■ Stated task
How many lines of the entries below include the word "ΙΑΣΩ"? Answer with the number alone.

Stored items
-=-=-

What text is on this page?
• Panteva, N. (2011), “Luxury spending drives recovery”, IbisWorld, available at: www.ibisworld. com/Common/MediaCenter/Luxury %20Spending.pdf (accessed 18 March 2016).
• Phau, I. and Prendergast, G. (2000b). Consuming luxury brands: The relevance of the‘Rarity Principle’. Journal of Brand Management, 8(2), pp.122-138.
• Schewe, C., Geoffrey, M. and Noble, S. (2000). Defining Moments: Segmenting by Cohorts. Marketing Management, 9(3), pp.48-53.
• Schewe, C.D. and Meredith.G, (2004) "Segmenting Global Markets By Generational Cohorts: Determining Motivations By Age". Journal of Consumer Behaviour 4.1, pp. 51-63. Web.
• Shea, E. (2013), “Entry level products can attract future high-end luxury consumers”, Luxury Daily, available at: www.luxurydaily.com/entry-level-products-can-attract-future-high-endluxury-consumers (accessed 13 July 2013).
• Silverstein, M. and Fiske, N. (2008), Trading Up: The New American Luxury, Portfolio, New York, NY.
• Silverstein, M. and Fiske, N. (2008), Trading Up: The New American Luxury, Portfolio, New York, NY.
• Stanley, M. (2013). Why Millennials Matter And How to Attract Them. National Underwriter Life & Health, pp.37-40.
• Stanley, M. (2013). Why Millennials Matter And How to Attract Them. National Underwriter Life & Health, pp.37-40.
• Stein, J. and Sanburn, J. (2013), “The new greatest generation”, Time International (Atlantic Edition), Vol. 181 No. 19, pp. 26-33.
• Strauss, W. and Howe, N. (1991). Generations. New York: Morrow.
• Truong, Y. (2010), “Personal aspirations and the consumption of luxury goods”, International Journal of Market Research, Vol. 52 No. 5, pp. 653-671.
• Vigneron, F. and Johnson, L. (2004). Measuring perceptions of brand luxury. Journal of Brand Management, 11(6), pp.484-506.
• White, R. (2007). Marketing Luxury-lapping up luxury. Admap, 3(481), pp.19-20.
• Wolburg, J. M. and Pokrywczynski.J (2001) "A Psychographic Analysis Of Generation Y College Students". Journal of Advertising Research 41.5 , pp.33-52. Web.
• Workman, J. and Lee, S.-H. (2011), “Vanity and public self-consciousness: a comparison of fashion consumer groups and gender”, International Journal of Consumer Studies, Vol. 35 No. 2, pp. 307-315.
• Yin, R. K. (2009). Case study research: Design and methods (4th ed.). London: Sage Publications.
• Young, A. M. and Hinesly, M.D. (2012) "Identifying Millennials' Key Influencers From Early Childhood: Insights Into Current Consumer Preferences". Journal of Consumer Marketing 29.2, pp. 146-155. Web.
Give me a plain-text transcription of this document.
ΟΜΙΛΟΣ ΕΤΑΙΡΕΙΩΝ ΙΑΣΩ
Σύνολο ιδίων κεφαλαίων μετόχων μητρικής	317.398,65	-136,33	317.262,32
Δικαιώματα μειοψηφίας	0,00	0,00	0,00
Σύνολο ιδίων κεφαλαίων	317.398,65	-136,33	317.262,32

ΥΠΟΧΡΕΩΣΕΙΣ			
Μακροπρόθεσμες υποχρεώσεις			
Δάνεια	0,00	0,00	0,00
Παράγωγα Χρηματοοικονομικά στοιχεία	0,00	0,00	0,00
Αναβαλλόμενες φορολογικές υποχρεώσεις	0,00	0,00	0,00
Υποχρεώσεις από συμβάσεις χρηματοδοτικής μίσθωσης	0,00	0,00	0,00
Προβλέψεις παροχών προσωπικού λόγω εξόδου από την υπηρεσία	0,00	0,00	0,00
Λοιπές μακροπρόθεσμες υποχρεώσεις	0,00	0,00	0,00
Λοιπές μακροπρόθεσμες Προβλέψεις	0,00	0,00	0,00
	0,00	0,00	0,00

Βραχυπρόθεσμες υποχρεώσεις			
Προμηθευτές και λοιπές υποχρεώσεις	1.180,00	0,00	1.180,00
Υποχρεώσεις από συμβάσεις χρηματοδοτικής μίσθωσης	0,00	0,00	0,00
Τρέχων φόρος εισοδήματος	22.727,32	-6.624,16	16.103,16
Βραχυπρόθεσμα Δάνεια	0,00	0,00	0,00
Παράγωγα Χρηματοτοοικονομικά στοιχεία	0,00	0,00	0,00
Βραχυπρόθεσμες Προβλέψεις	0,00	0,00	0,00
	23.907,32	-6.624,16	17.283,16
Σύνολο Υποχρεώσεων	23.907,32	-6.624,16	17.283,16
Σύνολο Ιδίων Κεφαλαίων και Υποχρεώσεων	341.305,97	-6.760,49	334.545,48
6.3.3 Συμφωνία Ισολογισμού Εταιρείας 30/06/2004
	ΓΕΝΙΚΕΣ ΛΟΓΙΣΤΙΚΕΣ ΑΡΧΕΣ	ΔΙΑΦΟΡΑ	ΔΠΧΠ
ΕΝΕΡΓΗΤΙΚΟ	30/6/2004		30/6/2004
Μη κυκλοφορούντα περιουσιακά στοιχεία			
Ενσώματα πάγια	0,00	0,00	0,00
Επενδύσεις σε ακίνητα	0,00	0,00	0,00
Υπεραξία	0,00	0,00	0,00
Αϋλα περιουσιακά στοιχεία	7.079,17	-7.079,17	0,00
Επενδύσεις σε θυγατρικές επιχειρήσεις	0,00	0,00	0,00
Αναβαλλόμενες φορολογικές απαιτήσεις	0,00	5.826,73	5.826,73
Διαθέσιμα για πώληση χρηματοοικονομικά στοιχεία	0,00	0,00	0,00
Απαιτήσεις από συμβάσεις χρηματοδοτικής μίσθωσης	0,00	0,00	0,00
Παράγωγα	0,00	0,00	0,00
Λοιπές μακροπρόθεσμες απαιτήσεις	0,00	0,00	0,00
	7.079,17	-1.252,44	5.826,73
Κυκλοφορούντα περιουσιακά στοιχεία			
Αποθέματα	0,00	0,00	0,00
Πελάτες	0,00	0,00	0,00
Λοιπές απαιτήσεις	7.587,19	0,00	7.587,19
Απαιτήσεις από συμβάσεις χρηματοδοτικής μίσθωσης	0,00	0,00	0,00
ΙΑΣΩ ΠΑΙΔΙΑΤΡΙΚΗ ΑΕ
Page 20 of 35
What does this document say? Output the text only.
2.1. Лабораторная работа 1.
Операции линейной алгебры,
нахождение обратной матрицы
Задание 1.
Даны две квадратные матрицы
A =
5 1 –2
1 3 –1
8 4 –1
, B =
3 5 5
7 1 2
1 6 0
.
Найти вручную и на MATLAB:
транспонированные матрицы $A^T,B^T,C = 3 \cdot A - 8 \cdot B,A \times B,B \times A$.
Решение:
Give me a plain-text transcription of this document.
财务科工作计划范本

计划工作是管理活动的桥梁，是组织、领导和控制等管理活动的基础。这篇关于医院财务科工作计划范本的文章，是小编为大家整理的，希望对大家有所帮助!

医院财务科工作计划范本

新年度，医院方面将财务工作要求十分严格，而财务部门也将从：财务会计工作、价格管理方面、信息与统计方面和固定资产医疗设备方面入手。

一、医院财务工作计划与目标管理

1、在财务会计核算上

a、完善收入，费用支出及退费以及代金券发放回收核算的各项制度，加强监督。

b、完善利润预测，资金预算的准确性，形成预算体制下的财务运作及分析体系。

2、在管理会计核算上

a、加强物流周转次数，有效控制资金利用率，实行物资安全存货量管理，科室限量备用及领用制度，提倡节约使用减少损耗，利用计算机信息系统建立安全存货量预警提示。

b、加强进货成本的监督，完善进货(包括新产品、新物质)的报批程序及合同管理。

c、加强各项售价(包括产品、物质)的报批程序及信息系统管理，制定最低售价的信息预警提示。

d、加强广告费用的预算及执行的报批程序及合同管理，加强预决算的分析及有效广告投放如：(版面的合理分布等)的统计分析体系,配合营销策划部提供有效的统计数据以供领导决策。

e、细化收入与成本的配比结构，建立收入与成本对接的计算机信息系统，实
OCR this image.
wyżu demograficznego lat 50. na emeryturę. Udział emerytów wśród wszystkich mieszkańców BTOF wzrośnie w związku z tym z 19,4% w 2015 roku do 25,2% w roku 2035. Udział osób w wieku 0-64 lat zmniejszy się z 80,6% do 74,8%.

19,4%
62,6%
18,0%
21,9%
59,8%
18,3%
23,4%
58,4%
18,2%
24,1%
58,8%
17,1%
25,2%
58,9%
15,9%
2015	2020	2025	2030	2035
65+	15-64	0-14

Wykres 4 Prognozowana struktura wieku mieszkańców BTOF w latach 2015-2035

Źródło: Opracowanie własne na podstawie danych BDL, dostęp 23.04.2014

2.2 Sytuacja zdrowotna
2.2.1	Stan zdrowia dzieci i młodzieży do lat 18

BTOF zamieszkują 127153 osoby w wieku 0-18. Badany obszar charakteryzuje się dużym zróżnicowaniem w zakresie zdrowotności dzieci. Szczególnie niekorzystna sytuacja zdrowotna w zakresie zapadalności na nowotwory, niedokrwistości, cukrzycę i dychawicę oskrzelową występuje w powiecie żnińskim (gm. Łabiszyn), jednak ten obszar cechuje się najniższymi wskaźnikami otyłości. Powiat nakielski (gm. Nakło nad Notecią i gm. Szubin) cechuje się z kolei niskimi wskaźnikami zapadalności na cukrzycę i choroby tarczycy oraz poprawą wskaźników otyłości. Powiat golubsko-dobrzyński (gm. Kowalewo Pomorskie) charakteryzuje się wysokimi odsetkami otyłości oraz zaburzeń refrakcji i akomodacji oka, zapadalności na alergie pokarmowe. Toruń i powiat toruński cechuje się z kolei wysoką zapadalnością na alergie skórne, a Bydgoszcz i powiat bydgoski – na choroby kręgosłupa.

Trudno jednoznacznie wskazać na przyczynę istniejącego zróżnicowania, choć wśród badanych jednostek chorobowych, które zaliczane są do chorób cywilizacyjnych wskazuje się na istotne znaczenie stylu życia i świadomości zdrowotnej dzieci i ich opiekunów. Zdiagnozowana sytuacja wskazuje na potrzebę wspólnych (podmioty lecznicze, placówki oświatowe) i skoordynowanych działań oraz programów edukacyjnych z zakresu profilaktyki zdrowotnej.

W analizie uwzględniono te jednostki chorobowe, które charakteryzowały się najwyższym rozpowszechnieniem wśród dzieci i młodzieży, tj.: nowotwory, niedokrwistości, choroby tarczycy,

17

-=-=-

■ Reply to the task
2